Queremos defender a ideia de que, apesar de alguns discursos das teses criticarem a hegemonia dos discursos modernos, muitos estão alicerçados nos ideários dessa mesma episteme. E, aqui, especialmente tratando da liberdade, a proposta de Kant se efetiva: a Educação como fundamento para o exercício da razão esclarecida, almejando a autonomia e a superação da menoridade do homem.

Entendemos que esses discursos colocam a liberdade na ordem do verdadeiro, constituindo e produzindo fortes efeitos de sentido em nossas vidas. A Educação liberta é uma verdade tão indiscutível quanto enraizada no solo da episteme moderna. Porque conhecer, nessa perspectiva, é sinônimo de tomar consciência e libertar-se, é tomar consciência de si próprio como sujeito da razão.

Com uma proposta de formar para a liberdade, a Educação crê formar para o bem. Há algo de errado nisso? Não! A escola moderna foi organizada para atender a esse projeto. Entretanto, se entendemos o regime de produção desse discurso e a instalação da liberdade na ordem do verdadeiro, por força de uma política discursiva específica, já não se pode concordar tranquilamente com a inevitabilidade e a hegemonia indiscutível de tal ordem. O bem também precisa ser discutido. A aceitação tácita de que a liberdade é a verdade natural do humano faz com que a moral seja jogada num plano transcendente que, por consequência, a torna indiscutível.

Listagens de elementos e suas caixas

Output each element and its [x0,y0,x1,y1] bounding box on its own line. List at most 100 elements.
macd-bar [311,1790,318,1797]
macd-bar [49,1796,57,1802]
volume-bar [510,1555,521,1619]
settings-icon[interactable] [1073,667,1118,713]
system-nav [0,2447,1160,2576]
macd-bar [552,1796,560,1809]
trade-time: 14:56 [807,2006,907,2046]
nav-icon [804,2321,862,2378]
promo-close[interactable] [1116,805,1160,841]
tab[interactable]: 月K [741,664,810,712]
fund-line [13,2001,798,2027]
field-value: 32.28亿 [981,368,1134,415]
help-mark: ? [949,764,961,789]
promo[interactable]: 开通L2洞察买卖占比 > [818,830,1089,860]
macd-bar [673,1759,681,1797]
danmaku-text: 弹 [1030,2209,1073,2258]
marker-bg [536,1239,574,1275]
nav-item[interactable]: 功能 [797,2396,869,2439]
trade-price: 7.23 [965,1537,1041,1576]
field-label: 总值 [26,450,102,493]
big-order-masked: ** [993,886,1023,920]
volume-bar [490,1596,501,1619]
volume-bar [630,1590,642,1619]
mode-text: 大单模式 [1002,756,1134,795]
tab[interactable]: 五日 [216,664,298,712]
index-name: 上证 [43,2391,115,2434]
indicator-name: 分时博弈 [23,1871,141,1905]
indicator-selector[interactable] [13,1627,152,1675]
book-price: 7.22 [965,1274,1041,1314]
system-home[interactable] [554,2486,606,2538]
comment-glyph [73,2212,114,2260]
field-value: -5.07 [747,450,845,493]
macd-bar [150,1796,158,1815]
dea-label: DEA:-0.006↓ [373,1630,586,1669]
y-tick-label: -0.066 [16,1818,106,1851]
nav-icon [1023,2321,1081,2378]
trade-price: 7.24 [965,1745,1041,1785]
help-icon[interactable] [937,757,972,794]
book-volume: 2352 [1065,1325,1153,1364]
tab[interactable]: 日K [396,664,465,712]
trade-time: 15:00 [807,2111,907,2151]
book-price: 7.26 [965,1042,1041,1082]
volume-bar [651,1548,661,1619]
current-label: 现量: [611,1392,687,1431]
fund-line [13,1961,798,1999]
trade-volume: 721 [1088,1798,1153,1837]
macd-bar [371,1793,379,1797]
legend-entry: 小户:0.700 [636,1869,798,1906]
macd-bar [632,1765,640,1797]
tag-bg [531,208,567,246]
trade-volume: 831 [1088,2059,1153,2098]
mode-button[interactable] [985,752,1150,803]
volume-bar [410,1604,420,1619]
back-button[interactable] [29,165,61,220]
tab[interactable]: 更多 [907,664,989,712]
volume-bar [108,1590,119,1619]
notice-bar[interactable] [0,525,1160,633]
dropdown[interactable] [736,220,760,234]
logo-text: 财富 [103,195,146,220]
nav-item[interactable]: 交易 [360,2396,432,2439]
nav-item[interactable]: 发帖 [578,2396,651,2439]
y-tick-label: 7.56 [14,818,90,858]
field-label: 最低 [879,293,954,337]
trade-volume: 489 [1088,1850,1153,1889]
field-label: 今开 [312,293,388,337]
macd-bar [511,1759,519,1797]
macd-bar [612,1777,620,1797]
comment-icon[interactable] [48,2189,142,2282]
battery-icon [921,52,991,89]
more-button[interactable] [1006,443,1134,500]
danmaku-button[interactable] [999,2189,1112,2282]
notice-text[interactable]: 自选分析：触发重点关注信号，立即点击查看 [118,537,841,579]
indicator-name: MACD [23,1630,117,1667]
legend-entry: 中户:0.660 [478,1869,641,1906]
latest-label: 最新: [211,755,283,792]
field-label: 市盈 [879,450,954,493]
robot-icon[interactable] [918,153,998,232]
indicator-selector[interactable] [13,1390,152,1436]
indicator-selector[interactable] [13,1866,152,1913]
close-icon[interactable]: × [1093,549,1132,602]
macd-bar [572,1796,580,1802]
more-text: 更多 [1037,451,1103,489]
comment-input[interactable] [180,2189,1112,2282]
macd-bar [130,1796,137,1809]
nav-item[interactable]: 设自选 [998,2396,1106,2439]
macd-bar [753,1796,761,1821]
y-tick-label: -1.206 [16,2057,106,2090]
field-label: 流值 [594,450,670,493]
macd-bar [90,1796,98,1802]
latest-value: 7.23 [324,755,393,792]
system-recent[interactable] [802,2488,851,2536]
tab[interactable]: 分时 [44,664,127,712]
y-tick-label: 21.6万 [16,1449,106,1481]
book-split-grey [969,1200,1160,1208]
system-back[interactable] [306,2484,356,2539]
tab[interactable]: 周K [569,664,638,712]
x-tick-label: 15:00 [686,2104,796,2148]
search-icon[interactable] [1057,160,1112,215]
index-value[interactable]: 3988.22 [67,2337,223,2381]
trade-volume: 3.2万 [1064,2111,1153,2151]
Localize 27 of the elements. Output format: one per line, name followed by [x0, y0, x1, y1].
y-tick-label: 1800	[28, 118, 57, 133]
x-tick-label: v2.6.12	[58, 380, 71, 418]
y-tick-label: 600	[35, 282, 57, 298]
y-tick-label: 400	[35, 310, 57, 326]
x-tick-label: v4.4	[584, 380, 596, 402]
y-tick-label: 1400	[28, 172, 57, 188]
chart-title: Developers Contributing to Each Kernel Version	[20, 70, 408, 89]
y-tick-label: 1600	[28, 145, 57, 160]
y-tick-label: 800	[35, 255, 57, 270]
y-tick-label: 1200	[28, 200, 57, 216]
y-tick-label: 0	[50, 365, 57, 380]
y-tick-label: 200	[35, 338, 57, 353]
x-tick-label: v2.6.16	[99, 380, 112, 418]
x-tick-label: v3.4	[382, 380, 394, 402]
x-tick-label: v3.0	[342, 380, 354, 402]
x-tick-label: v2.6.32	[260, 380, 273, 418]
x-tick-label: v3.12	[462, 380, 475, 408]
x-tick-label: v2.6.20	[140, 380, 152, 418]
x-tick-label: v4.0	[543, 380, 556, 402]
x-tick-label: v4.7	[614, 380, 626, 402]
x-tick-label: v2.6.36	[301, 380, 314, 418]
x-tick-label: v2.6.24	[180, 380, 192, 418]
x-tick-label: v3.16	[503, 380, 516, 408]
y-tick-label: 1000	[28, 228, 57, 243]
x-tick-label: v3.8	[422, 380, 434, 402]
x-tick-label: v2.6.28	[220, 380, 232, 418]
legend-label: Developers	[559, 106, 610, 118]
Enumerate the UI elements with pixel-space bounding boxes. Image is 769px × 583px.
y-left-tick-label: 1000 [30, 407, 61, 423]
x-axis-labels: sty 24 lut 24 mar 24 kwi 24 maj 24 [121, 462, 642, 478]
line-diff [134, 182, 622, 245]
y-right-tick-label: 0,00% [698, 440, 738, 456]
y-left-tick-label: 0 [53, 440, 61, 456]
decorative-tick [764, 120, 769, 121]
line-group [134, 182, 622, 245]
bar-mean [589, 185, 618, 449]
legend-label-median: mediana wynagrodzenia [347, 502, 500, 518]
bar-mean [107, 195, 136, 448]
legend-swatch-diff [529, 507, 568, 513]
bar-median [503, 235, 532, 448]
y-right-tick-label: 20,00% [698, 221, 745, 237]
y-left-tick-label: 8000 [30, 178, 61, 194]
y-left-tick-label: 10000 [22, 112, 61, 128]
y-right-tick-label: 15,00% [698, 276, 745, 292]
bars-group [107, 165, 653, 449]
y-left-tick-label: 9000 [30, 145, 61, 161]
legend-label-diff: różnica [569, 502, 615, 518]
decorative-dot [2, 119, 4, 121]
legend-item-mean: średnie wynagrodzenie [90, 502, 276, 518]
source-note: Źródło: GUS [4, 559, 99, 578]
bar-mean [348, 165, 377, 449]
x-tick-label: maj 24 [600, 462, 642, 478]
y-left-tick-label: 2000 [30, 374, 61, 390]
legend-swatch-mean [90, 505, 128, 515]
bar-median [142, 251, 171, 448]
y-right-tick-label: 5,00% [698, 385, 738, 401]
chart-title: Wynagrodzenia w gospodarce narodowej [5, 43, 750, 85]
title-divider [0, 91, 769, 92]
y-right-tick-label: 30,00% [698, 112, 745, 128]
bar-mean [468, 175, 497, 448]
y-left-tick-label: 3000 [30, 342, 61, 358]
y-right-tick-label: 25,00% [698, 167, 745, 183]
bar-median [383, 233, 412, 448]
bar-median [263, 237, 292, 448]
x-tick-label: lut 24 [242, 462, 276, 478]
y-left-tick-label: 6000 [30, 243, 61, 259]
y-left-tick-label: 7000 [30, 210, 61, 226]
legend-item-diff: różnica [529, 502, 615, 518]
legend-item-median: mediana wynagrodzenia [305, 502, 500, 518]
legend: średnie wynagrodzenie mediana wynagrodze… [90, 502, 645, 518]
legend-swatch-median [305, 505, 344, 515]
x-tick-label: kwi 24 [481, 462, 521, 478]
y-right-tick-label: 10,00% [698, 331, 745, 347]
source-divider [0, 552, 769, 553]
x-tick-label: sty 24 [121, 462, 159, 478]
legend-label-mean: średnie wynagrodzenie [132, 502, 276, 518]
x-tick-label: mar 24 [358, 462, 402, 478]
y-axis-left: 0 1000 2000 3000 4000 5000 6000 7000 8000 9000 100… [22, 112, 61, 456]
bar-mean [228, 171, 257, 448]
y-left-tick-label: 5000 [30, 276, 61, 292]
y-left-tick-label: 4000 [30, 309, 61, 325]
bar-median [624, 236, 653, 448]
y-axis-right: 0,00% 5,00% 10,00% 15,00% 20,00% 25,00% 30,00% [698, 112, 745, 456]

O que se espera: Reproduza o trecho sobre educação e liberdade desde "Queremos defender a" até "sujeito da razão.", inclusive, trocando "episteme" por "epistemologia". As linhas não são necessárias para nada aqui.

Resultado completo:
Queremos defender a ideia de que, apesar de alguns discursos das teses criticarem a hegemonia dos discursos modernos, muitos estão alicerçados nos ideários dessa mesma epistemologia. E, aqui, especialmente tratando da liberdade, a proposta de Kant se efetiva: a Educação como fundamento para o exercício da razão esclarecida, almejando a autonomia e a superação da menoridade do homem.

Entendemos que esses discursos colocam a liberdade na ordem do verdadeiro, constituindo e produzindo fortes efeitos de sentido em nossas vidas. A Educação liberta é uma verdade tão indiscutível quanto enraizada no solo da epistemologia moderna. Porque conhecer, nessa perspectiva, é sinônimo de tomar consciência e libertar-se, é tomar consciência de si próprio como sujeito da razão.